/---

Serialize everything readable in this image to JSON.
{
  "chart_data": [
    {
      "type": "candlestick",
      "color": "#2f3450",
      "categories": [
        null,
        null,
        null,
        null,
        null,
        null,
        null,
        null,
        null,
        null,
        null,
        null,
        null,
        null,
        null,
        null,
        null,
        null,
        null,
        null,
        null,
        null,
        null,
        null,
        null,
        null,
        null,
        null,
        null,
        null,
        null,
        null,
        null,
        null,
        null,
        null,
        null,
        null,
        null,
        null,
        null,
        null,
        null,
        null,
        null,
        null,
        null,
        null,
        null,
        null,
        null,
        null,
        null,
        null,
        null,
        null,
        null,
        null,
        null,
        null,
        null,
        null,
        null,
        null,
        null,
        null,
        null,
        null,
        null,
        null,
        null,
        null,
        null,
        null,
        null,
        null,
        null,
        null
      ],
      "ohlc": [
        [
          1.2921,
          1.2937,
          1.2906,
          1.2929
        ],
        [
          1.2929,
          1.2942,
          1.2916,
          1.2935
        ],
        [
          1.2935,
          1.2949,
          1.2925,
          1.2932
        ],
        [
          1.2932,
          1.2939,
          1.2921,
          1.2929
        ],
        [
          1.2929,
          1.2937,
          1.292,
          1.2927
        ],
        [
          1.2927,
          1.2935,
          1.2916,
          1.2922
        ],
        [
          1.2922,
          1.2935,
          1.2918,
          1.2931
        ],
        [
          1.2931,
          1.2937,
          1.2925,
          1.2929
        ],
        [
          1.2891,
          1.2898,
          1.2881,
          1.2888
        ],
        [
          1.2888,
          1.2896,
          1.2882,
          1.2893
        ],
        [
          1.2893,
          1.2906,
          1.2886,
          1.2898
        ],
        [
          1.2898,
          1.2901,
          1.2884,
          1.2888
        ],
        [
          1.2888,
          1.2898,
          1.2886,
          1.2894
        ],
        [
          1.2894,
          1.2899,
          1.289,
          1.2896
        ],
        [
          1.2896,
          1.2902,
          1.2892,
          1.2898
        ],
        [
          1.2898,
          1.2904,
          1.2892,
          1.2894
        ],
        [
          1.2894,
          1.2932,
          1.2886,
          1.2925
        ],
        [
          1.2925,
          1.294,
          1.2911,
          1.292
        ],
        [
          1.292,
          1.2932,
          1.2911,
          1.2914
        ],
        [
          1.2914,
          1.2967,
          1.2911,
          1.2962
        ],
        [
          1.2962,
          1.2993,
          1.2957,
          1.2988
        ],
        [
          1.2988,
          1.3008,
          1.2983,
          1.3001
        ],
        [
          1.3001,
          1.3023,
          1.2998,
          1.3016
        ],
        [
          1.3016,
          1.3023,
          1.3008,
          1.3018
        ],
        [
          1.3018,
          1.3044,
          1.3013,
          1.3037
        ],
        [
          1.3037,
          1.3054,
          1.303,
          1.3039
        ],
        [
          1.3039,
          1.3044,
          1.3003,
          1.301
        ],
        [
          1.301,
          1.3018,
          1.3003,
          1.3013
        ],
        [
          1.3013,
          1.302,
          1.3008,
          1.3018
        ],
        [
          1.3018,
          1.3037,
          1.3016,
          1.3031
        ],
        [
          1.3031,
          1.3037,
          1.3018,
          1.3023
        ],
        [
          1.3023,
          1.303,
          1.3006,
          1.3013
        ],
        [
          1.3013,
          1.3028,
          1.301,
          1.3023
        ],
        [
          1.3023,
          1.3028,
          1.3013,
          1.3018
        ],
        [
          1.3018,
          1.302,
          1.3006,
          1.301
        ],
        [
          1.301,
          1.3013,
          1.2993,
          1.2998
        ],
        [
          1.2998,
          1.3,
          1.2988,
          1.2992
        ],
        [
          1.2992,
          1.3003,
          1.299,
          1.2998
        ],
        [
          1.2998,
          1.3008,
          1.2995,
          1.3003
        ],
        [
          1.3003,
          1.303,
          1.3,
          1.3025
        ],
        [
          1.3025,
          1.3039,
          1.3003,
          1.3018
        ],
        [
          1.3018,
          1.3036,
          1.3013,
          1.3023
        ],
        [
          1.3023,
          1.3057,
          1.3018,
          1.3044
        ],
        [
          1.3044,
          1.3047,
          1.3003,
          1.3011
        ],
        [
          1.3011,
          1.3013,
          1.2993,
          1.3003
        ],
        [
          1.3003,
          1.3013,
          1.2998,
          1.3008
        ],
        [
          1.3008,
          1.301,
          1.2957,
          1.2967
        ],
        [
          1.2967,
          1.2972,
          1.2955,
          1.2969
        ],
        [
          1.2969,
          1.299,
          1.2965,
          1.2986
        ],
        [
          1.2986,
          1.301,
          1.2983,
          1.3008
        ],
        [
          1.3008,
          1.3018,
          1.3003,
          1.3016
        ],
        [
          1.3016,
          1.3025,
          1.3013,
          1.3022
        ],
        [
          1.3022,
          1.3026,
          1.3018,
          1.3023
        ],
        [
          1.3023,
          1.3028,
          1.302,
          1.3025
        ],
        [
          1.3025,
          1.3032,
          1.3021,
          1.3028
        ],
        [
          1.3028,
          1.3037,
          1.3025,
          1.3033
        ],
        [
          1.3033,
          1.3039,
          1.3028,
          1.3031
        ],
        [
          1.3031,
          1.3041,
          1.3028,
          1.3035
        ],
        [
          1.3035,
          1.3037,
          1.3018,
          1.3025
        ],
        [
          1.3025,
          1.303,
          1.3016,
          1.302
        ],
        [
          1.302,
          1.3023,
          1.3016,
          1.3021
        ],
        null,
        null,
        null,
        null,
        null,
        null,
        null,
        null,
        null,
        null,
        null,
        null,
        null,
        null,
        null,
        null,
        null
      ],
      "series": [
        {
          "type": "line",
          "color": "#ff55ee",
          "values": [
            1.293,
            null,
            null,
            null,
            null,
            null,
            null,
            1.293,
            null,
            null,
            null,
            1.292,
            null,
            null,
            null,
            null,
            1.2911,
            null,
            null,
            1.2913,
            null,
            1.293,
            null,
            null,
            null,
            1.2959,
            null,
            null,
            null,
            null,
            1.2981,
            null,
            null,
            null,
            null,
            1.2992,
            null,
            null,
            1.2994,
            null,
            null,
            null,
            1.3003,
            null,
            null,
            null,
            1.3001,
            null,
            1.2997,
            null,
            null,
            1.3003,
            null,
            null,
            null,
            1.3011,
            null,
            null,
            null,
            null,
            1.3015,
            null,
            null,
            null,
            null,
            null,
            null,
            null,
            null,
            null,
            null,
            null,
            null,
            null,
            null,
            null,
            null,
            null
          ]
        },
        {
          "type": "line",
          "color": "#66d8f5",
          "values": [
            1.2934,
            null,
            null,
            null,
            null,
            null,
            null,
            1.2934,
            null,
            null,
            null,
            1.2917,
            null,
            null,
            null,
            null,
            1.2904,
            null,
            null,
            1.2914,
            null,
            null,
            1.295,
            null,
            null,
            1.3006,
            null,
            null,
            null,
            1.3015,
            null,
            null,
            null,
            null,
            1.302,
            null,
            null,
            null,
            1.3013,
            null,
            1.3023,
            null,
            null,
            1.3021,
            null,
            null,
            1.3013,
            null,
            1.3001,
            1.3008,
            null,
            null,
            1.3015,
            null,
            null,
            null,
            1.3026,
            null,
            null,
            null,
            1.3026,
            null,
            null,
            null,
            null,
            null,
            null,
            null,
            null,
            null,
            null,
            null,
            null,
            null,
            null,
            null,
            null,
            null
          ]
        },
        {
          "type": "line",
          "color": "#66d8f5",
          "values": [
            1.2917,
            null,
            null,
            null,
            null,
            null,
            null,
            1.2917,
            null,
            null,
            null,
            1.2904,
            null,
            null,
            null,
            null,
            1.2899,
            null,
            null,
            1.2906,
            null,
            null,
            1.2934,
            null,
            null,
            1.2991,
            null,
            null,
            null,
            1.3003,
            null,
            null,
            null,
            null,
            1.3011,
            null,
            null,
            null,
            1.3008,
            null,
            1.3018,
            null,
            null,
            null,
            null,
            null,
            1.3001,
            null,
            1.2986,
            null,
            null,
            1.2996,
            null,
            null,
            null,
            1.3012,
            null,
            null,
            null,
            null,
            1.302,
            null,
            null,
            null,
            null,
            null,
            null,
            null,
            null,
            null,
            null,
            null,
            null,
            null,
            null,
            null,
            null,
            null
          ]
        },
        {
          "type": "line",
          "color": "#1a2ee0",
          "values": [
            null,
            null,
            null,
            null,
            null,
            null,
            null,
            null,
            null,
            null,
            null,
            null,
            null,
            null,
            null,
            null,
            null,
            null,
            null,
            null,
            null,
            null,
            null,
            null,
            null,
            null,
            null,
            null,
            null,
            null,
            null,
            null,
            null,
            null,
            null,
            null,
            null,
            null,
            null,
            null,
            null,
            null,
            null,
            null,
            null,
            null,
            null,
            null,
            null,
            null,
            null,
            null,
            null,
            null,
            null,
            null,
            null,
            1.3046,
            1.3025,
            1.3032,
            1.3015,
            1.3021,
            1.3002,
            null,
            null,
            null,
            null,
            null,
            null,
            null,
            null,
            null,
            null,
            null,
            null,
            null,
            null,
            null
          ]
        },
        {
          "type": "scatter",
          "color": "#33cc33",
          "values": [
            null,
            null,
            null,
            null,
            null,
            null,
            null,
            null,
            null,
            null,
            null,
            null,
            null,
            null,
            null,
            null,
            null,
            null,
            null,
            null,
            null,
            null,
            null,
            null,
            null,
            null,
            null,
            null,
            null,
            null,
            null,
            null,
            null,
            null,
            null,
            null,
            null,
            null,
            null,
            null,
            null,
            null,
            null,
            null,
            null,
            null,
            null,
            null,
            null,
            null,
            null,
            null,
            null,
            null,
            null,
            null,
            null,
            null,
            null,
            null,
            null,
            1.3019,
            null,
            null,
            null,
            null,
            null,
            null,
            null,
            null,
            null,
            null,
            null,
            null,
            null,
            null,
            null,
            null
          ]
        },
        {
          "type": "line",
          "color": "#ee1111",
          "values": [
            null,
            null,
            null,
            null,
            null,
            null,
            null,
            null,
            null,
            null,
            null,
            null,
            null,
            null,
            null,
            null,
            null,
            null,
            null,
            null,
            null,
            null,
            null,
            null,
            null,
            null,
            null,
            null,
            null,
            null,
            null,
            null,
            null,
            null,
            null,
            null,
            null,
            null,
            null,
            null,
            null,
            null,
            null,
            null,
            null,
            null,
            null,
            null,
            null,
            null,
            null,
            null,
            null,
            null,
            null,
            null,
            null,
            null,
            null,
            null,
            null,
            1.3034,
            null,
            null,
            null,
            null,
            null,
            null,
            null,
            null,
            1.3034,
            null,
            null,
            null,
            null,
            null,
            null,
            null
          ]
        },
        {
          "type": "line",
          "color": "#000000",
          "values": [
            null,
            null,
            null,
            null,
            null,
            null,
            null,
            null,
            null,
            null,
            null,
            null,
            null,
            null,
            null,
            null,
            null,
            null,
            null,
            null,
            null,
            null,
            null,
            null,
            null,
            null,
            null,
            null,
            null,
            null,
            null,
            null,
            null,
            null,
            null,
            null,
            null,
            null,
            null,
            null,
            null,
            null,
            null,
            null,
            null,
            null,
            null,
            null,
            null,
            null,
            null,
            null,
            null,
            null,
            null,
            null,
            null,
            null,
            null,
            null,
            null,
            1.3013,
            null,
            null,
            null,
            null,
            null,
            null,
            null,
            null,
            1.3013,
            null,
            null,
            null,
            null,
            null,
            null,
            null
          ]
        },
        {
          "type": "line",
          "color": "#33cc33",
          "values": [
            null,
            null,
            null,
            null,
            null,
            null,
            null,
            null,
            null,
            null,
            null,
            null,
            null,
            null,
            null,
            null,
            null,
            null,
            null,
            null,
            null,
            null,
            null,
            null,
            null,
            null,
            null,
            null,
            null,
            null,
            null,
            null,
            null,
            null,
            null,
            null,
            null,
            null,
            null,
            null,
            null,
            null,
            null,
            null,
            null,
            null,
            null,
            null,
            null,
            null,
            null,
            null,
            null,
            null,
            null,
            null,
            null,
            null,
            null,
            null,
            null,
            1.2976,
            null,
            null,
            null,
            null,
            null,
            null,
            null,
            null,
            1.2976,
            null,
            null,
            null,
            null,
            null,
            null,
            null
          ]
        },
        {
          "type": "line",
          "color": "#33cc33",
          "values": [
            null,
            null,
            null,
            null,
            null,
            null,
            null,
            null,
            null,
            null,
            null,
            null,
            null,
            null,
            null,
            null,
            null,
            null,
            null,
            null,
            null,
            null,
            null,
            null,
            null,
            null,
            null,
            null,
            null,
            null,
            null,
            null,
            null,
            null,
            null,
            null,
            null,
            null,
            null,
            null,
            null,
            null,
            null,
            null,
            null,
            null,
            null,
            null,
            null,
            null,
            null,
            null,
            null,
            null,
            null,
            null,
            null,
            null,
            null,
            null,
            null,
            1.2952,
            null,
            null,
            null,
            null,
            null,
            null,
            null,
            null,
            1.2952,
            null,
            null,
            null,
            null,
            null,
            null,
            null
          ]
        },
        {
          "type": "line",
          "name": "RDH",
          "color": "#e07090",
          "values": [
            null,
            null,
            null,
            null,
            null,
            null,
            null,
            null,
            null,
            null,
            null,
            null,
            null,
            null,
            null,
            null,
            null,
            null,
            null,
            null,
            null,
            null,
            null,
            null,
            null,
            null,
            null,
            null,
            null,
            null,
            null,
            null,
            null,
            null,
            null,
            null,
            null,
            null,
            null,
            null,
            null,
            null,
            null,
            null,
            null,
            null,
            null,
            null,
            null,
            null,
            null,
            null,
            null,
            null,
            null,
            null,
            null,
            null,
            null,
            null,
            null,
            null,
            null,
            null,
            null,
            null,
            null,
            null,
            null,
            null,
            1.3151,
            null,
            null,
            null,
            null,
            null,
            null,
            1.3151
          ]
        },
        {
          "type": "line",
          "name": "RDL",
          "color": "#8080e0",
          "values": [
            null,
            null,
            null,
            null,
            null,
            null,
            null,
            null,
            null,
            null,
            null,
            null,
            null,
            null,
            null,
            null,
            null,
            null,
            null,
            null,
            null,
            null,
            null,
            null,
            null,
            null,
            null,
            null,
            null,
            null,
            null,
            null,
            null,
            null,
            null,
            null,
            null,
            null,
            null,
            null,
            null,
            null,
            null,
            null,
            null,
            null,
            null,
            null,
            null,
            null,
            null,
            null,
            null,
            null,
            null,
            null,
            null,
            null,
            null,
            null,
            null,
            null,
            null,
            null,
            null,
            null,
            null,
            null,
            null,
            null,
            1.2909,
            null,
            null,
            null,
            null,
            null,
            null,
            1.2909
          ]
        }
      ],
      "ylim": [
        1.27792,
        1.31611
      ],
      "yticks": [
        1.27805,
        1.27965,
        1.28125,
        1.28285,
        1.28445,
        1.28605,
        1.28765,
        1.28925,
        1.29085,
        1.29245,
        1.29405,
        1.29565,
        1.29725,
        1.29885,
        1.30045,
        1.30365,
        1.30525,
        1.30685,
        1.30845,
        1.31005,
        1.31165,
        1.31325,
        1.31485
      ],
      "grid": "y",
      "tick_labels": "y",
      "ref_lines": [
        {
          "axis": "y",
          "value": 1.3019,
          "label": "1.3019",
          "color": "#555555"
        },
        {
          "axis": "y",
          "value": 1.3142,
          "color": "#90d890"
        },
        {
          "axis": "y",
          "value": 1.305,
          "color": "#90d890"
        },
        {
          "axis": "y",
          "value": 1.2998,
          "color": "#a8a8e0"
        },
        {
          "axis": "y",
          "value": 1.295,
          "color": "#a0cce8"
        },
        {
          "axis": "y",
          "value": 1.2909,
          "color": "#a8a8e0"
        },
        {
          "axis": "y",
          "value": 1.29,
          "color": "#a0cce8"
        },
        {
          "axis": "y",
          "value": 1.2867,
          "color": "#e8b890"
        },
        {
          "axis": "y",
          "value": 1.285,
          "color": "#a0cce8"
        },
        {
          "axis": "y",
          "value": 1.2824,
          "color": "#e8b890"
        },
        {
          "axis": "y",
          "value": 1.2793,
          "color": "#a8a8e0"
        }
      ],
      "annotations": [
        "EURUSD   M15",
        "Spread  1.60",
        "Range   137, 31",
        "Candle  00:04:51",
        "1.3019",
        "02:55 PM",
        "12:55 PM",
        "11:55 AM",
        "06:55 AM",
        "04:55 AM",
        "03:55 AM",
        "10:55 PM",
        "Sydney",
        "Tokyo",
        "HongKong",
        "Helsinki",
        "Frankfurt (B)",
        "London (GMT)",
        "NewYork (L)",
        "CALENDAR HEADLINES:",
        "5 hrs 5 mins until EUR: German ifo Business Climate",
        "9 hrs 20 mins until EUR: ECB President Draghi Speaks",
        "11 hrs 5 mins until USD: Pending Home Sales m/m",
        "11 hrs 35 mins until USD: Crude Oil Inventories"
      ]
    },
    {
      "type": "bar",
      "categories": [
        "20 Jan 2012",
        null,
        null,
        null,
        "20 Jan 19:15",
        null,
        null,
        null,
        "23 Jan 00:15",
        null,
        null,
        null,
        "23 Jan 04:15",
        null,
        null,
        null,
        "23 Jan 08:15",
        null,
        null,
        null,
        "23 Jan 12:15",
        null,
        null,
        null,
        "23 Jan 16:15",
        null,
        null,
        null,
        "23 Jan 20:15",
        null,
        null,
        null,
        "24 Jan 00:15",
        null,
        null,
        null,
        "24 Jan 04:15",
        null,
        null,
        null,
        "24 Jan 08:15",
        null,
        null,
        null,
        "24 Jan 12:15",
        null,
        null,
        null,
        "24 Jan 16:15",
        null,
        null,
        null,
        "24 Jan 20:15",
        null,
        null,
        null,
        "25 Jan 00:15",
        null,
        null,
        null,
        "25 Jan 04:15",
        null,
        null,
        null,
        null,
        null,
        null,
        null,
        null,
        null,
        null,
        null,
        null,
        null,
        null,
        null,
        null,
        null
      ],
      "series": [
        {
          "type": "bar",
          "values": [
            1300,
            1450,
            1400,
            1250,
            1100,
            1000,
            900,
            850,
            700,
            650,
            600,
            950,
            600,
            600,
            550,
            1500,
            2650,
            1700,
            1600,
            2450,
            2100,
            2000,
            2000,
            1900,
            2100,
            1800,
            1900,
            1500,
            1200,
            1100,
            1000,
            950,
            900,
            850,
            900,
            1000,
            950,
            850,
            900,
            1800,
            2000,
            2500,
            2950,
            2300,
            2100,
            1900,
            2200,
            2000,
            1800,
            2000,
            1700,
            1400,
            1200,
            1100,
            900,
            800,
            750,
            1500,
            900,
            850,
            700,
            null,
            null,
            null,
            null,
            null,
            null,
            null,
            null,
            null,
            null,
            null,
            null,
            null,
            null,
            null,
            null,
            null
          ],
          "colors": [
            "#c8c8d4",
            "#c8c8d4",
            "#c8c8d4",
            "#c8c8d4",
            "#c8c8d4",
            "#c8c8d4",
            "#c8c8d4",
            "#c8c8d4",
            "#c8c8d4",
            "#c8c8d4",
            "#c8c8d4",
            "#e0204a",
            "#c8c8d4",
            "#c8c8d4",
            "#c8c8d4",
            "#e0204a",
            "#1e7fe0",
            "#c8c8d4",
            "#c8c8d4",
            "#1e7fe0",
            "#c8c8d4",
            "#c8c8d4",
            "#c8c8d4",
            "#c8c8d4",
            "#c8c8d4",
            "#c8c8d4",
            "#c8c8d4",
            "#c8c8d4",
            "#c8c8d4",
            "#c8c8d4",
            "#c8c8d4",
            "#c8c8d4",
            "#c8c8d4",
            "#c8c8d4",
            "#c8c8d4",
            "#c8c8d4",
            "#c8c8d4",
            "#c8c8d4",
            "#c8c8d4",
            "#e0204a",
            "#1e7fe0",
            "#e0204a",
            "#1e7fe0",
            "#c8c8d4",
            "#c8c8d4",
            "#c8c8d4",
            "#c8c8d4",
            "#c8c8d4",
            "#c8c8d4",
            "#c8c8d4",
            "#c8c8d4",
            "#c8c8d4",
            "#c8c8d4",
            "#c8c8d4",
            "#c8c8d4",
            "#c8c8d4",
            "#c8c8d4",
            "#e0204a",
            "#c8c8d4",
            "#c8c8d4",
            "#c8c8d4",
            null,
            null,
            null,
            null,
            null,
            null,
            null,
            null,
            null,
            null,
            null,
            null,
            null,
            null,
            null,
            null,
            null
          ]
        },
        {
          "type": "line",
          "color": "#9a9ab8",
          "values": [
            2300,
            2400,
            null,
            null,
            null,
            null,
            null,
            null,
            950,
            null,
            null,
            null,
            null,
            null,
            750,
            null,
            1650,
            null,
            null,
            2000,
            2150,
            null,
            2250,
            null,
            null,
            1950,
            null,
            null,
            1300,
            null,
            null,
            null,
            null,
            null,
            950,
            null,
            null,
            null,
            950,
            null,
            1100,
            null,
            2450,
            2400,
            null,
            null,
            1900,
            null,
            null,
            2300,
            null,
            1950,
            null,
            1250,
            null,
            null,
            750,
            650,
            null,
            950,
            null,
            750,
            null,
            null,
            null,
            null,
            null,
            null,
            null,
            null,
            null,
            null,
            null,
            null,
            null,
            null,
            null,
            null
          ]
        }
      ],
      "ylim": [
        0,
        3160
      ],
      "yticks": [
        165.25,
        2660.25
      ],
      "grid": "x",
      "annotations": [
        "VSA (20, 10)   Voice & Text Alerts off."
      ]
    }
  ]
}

\---

### What you are asked to do:
Using the records above, pull out each line where the word "mins" occurs.

### Response to the exercise:
        "5 hrs 5 mins until EUR: German ifo Business Climate",
        "9 hrs 20 mins until EUR: ECB President Draghi Speaks",
        "11 hrs 5 mins until USD: Pending Home Sales m/m",
        "11 hrs 35 mins until USD: Crude Oil Inventories"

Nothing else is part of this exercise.